Short task
The data must be written out once more, precisely as given.
━━━ Excerpted data ━━━
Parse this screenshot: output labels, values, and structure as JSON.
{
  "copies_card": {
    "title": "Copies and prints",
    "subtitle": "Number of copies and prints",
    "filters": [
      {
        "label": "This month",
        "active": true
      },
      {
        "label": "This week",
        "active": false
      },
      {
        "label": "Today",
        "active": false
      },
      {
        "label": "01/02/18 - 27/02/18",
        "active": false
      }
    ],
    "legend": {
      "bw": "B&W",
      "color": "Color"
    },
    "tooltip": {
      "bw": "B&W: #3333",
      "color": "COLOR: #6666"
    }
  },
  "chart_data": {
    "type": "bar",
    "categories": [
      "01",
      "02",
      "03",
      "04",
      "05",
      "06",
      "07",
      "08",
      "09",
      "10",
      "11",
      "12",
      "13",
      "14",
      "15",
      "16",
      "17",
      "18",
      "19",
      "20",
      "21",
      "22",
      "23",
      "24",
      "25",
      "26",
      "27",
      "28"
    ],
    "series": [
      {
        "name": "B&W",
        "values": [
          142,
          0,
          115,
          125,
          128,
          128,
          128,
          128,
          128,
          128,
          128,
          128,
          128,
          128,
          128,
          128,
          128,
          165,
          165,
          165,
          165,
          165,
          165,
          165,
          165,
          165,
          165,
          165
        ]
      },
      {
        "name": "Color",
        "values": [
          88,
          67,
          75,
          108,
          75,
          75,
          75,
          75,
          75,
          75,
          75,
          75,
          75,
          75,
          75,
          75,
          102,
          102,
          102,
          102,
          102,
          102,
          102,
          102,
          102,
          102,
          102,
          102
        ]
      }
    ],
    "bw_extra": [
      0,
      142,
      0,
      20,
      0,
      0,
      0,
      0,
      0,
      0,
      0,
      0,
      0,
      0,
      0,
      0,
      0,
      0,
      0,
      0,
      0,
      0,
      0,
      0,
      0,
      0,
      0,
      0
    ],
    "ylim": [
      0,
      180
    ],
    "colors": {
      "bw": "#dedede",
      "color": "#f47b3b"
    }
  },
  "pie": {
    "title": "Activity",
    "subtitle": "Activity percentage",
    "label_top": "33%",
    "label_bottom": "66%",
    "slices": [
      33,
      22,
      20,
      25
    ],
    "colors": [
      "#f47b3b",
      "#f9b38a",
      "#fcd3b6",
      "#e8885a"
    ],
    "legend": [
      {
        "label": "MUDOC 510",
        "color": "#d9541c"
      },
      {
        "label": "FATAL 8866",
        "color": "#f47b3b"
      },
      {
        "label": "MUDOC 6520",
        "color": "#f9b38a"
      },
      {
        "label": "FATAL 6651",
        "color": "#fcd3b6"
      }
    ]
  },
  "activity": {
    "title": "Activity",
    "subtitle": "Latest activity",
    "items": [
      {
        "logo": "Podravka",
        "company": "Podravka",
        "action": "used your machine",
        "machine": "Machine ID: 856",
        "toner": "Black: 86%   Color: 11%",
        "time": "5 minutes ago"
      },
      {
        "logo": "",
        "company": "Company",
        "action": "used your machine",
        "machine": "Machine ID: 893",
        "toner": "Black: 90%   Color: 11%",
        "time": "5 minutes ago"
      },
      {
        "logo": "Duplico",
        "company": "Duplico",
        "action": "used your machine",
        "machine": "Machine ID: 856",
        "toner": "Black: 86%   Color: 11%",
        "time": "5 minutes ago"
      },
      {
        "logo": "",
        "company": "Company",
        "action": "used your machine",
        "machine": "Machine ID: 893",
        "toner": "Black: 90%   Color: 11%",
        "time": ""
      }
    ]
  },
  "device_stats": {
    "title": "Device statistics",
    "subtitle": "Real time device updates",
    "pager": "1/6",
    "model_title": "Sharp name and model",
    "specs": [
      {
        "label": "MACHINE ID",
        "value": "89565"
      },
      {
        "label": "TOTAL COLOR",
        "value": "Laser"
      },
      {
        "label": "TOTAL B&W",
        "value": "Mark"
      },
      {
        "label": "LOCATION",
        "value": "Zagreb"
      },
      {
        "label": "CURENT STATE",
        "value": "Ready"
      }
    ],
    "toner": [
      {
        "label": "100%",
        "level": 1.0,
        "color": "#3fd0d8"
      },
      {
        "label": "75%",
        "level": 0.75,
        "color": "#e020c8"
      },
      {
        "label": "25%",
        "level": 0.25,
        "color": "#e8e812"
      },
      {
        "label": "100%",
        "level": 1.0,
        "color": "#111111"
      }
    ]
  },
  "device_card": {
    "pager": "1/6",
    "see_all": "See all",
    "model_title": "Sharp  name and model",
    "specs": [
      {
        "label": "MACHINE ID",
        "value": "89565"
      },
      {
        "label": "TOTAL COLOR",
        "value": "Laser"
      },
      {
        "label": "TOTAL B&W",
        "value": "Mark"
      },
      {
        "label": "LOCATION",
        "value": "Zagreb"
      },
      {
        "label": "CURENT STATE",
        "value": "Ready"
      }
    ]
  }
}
━━━
Task answer
Parse this screenshot: output labels, values, and structure as JSON.
{
  "copies_card": {
    "title": "Copies and prints",
    "subtitle": "Number of copies and prints",
    "filters": [
      {
        "label": "This month",
        "active": true
      },
      {
        "label": "This week",
        "active": false
      },
      {
        "label": "Today",
        "active": false
      },
      {
        "label": "01/02/18 - 27/02/18",
        "active": false
      }
    ],
    "legend": {
      "bw": "B&W",
      "color": "Color"
    },
    "tooltip": {
      "bw": "B&W: #3333",
      "color": "COLOR: #6666"
    }
  },
  "chart_data": {
    "type": "bar",
    "categories": [
      "01",
      "02",
      "03",
      "04",
      "05",
      "06",
      "07",
      "08",
      "09",
      "10",
      "11",
      "12",
      "13",
      "14",
      "15",
      "16",
      "17",
      "18",
      "19",
      "20",
      "21",
      "22",
      "23",
      "24",
      "25",
      "26",
      "27",
      "28"
    ],
    "series": [
      {
        "name": "B&W",
        "values": [
          142,
          0,
          115,
          125,
          128,
          128,
          128,
          128,
          128,
          128,
          128,
          128,
          128,
          128,
          128,
          128,
          128,
          165,
          165,
          165,
          165,
          165,
          165,
          165,
          165,
          165,
          165,
          165
        ]
      },
      {
        "name": "Color",
        "values": [
          88,
          67,
          75,
          108,
          75,
          75,
          75,
          75,
          75,
          75,
          75,
          75,
          75,
          75,
          75,
          75,
          102,
          102,
          102,
          102,
          102,
          102,
          102,
          102,
          102,
          102,
          102,
          102
        ]
      }
    ],
    "bw_extra": [
      0,
      142,
      0,
      20,
      0,
      0,
      0,
      0,
      0,
      0,
      0,
      0,
      0,
      0,
      0,
      0,
      0,
      0,
      0,
      0,
      0,
      0,
      0,
      0,
      0,
      0,
      0,
      0
    ],
    "ylim": [
      0,
      180
    ],
    "colors": {
      "bw": "#dedede",
      "color": "#f47b3b"
    }
  },
  "pie": {
    "title": "Activity",
    "subtitle": "Activity percentage",
    "label_top": "33%",
    "label_bottom": "66%",
    "slices": [
      33,
      22,
      20,
      25
    ],
    "colors": [
      "#f47b3b",
      "#f9b38a",
      "#fcd3b6",
      "#e8885a"
    ],
    "legend": [
      {
        "label": "MUDOC 510",
        "color": "#d9541c"
      },
      {
        "label": "FATAL 8866",
        "color": "#f47b3b"
      },
      {
        "label": "MUDOC 6520",
        "color": "#f9b38a"
      },
      {
        "label": "FATAL 6651",
        "color": "#fcd3b6"
      }
    ]
  },
  "activity": {
    "title": "Activity",
    "subtitle": "Latest activity",
    "items": [
      {
        "logo": "Podravka",
        "company": "Podravka",
        "action": "used your machine",
        "machine": "Machine ID: 856",
        "toner": "Black: 86%   Color: 11%",
        "time": "5 minutes ago"
      },
      {
        "logo": "",
        "company": "Company",
        "action": "used your machine",
        "machine": "Machine ID: 893",
        "toner": "Black: 90%   Color: 11%",
        "time": "5 minutes ago"
      },
      {
        "logo": "Duplico",
        "company": "Duplico",
        "action": "used your machine",
        "machine": "Machine ID: 856",
        "toner": "Black: 86%   Color: 11%",
        "time": "5 minutes ago"
      },
      {
        "logo": "",
        "company": "Company",
        "action": "used your machine",
        "machine": "Machine ID: 893",
        "toner": "Black: 90%   Color: 11%",
        "time": ""
      }
    ]
  },
  "device_stats": {
    "title": "Device statistics",
    "subtitle": "Real time device updates",
    "pager": "1/6",
    "model_title": "Sharp name and model",
    "specs": [
      {
        "label": "MACHINE ID",
        "value": "89565"
      },
      {
        "label": "TOTAL COLOR",
        "value": "Laser"
      },
      {
        "label": "TOTAL B&W",
        "value": "Mark"
      },
      {
        "label": "LOCATION",
        "value": "Zagreb"
      },
      {
        "label": "CURENT STATE",
        "value": "Ready"
      }
    ],
    "toner": [
      {
        "label": "100%",
        "level": 1.0,
        "color": "#3fd0d8"
      },
      {
        "label": "75%",
        "level": 0.75,
        "color": "#e020c8"
      },
      {
        "label": "25%",
        "level": 0.25,
        "color": "#e8e812"
      },
      {
        "label": "100%",
        "level": 1.0,
        "color": "#111111"
      }
    ]
  },
  "device_card": {
    "pager": "1/6",
    "see_all": "See all",
    "model_title": "Sharp  name and model",
    "specs": [
      {
        "label": "MACHINE ID",
        "value": "89565"
      },
      {
        "label": "TOTAL COLOR",
        "value": "Laser"
      },
      {
        "label": "TOTAL B&W",
        "value": "Mark"
      },
      {
        "label": "LOCATION",
        "value": "Zagreb"
      },
      {
        "label": "CURENT STATE",
        "value": "Ready"
      }
    ]
  }
}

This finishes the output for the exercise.